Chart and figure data
○ ○ ○ ○ ○ ○ ○

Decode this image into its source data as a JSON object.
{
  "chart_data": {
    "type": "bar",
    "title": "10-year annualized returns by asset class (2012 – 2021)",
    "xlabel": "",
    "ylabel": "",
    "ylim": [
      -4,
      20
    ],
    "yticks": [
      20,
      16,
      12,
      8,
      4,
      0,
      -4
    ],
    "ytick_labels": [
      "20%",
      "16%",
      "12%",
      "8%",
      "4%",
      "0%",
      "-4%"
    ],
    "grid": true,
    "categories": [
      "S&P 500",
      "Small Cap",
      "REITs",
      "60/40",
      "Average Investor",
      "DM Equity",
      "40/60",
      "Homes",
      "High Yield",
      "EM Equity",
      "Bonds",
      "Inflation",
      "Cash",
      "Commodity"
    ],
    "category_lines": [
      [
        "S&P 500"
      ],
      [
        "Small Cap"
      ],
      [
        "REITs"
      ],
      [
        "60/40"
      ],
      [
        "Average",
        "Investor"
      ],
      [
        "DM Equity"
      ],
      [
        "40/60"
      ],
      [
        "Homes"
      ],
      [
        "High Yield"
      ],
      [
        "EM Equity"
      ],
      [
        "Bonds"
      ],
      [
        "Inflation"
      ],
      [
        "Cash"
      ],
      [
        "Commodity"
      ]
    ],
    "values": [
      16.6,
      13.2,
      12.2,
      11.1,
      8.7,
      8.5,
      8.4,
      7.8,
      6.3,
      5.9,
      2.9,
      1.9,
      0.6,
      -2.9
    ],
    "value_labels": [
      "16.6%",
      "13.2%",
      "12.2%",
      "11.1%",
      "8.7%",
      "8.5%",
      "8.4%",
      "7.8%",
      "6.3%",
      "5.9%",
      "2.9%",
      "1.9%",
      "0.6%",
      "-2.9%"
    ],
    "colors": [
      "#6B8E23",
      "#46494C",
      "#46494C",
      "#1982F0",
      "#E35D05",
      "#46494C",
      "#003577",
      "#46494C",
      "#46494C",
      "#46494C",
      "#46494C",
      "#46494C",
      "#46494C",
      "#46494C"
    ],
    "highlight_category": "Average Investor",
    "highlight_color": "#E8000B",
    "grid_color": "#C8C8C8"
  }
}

○ ○ ○ ○ ○ ○ ○

Report how many lines in the data contain the word "Average", with no words besides the number.

3